→ **SHORT EXERCISE**: Scan the data. Collect each line that contains the word "Gabapentin".

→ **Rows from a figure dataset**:
— Begin —

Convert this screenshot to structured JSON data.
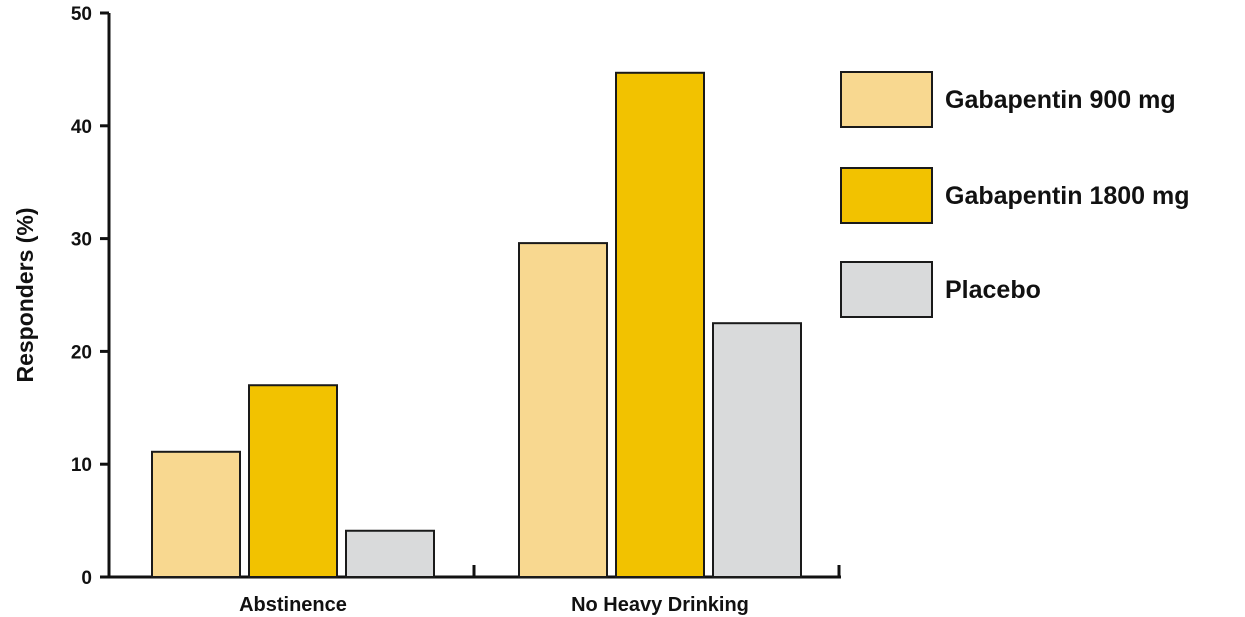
{
  "chart_data": {
    "type": "bar",
    "ylabel": "Responders (%)",
    "xlabel": "",
    "ylim": [
      0,
      50
    ],
    "yticks": [
      0,
      10,
      20,
      30,
      40,
      50
    ],
    "categories": [
      "Abstinence",
      "No Heavy Drinking"
    ],
    "series": [
      {
        "name": "Gabapentin 900 mg",
        "values": [
          11.1,
          29.6
        ],
        "color": "#F8D890"
      },
      {
        "name": "Gabapentin 1800 mg",
        "values": [
          17.0,
          44.7
        ],
        "color": "#F2C200"
      },
      {
        "name": "Placebo",
        "values": [
          4.1,
          22.5
        ],
        "color": "#D9DADB"
      }
    ],
    "legend_position": "right",
    "grid": false
  }
}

— End —

→ **TASK RESPONSE**:
        "name": "Gabapentin 900 mg",
        "name": "Gabapentin 1800 mg",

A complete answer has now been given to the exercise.